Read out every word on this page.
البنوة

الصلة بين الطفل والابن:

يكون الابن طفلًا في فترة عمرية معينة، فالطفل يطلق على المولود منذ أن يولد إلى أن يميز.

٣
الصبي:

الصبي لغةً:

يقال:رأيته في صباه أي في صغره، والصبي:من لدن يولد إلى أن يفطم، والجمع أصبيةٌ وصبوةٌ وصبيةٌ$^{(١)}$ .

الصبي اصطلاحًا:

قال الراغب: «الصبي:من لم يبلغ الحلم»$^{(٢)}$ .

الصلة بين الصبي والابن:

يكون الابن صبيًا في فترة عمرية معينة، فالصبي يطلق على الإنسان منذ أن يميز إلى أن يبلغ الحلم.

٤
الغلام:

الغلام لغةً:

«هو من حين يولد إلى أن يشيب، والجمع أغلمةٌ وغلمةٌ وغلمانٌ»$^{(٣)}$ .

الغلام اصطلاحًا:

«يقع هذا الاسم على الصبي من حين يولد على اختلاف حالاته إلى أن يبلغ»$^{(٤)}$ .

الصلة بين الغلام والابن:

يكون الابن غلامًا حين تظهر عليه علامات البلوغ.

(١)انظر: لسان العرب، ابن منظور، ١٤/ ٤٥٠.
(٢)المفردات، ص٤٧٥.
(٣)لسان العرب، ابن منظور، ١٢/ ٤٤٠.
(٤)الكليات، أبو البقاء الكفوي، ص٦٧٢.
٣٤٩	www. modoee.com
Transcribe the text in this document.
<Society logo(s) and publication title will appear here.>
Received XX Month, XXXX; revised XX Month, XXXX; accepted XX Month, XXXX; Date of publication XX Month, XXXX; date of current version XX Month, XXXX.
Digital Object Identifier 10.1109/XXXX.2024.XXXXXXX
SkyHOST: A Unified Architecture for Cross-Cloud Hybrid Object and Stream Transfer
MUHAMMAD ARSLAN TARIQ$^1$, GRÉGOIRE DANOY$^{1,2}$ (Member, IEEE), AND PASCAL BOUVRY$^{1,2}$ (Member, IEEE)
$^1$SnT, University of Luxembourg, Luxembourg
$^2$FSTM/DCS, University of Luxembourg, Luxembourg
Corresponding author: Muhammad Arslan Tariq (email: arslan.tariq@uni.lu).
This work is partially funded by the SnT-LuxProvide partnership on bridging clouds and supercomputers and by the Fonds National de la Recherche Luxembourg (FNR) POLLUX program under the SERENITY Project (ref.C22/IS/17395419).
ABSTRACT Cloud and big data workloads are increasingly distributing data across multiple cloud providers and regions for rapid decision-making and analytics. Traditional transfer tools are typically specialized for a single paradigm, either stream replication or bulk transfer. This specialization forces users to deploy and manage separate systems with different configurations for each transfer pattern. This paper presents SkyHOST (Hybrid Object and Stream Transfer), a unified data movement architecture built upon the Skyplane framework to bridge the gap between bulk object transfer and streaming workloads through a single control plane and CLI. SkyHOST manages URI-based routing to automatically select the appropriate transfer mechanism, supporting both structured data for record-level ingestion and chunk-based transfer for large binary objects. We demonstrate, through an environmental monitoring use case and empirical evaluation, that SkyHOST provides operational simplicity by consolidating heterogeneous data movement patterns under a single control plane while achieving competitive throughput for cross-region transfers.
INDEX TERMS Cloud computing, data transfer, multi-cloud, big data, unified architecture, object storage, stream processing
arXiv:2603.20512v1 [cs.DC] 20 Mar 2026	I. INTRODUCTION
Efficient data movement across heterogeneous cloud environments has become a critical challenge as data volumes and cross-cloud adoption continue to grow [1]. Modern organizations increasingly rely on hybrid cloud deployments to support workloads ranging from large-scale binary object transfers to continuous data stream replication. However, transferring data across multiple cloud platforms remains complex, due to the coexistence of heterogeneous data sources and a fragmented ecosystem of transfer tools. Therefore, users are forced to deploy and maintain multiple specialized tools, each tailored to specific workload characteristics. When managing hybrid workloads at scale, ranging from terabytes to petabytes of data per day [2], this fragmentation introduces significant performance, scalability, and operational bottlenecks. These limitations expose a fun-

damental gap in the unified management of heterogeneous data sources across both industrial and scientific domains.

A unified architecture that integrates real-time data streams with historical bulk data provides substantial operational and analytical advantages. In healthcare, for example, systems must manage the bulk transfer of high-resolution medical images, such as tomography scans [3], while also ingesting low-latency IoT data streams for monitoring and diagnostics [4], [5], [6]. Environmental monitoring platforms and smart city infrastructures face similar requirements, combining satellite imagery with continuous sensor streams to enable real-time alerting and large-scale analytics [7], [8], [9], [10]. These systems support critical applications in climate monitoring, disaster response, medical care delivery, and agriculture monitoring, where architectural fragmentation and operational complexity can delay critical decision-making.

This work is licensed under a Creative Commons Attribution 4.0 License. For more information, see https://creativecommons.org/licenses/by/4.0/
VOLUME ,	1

· · · · · · ·

**Instruction:** Write out every entry again, keeping each line exactly the same.

**Response for this exercise:**
Read out every word on this page.
البنوة

الصلة بين الطفل والابن:

يكون الابن طفلًا في فترة عمرية معينة، فالطفل يطلق على المولود منذ أن يولد إلى أن يميز.

٣
الصبي:

الصبي لغةً:

يقال:رأيته في صباه أي في صغره، والصبي:من لدن يولد إلى أن يفطم، والجمع أصبيةٌ وصبوةٌ وصبيةٌ$^{(١)}$ .

الصبي اصطلاحًا:

قال الراغب: «الصبي:من لم يبلغ الحلم»$^{(٢)}$ .

الصلة بين الصبي والابن:

يكون الابن صبيًا في فترة عمرية معينة، فالصبي يطلق على الإنسان منذ أن يميز إلى أن يبلغ الحلم.

٤
الغلام:

الغلام لغةً:

«هو من حين يولد إلى أن يشيب، والجمع أغلمةٌ وغلمةٌ وغلمانٌ»$^{(٣)}$ .

الغلام اصطلاحًا:

«يقع هذا الاسم على الصبي من حين يولد على اختلاف حالاته إلى أن يبلغ»$^{(٤)}$ .

الصلة بين الغلام والابن:

يكون الابن غلامًا حين تظهر عليه علامات البلوغ.

(١)انظر: لسان العرب، ابن منظور، ١٤/ ٤٥٠.
(٢)المفردات، ص٤٧٥.
(٣)لسان العرب، ابن منظور، ١٢/ ٤٤٠.
(٤)الكليات، أبو البقاء الكفوي، ص٦٧٢.
٣٤٩	www. modoee.com
Transcribe the text in this document.
<Society logo(s) and publication title will appear here.>
Received XX Month, XXXX; revised XX Month, XXXX; accepted XX Month, XXXX; Date of publication XX Month, XXXX; date of current version XX Month, XXXX.
Digital Object Identifier 10.1109/XXXX.2024.XXXXXXX
SkyHOST: A Unified Architecture for Cross-Cloud Hybrid Object and Stream Transfer
MUHAMMAD ARSLAN TARIQ$^1$, GRÉGOIRE DANOY$^{1,2}$ (Member, IEEE), AND PASCAL BOUVRY$^{1,2}$ (Member, IEEE)
$^1$SnT, University of Luxembourg, Luxembourg
$^2$FSTM/DCS, University of Luxembourg, Luxembourg
Corresponding author: Muhammad Arslan Tariq (email: arslan.tariq@uni.lu).
This work is partially funded by the SnT-LuxProvide partnership on bridging clouds and supercomputers and by the Fonds National de la Recherche Luxembourg (FNR) POLLUX program under the SERENITY Project (ref.C22/IS/17395419).
ABSTRACT Cloud and big data workloads are increasingly distributing data across multiple cloud providers and regions for rapid decision-making and analytics. Traditional transfer tools are typically specialized for a single paradigm, either stream replication or bulk transfer. This specialization forces users to deploy and manage separate systems with different configurations for each transfer pattern. This paper presents SkyHOST (Hybrid Object and Stream Transfer), a unified data movement architecture built upon the Skyplane framework to bridge the gap between bulk object transfer and streaming workloads through a single control plane and CLI. SkyHOST manages URI-based routing to automatically select the appropriate transfer mechanism, supporting both structured data for record-level ingestion and chunk-based transfer for large binary objects. We demonstrate, through an environmental monitoring use case and empirical evaluation, that SkyHOST provides operational simplicity by consolidating heterogeneous data movement patterns under a single control plane while achieving competitive throughput for cross-region transfers.
INDEX TERMS Cloud computing, data transfer, multi-cloud, big data, unified architecture, object storage, stream processing
arXiv:2603.20512v1 [cs.DC] 20 Mar 2026	I. INTRODUCTION
Efficient data movement across heterogeneous cloud environments has become a critical challenge as data volumes and cross-cloud adoption continue to grow [1]. Modern organizations increasingly rely on hybrid cloud deployments to support workloads ranging from large-scale binary object transfers to continuous data stream replication. However, transferring data across multiple cloud platforms remains complex, due to the coexistence of heterogeneous data sources and a fragmented ecosystem of transfer tools. Therefore, users are forced to deploy and maintain multiple specialized tools, each tailored to specific workload characteristics. When managing hybrid workloads at scale, ranging from terabytes to petabytes of data per day [2], this fragmentation introduces significant performance, scalability, and operational bottlenecks. These limitations expose a fun-

damental gap in the unified management of heterogeneous data sources across both industrial and scientific domains.

A unified architecture that integrates real-time data streams with historical bulk data provides substantial operational and analytical advantages. In healthcare, for example, systems must manage the bulk transfer of high-resolution medical images, such as tomography scans [3], while also ingesting low-latency IoT data streams for monitoring and diagnostics [4], [5], [6]. Environmental monitoring platforms and smart city infrastructures face similar requirements, combining satellite imagery with continuous sensor streams to enable real-time alerting and large-scale analytics [7], [8], [9], [10]. These systems support critical applications in climate monitoring, disaster response, medical care delivery, and agriculture monitoring, where architectural fragmentation and operational complexity can delay critical decision-making.

This work is licensed under a Creative Commons Attribution 4.0 License. For more information, see https://creativecommons.org/licenses/by/4.0/
VOLUME ,	1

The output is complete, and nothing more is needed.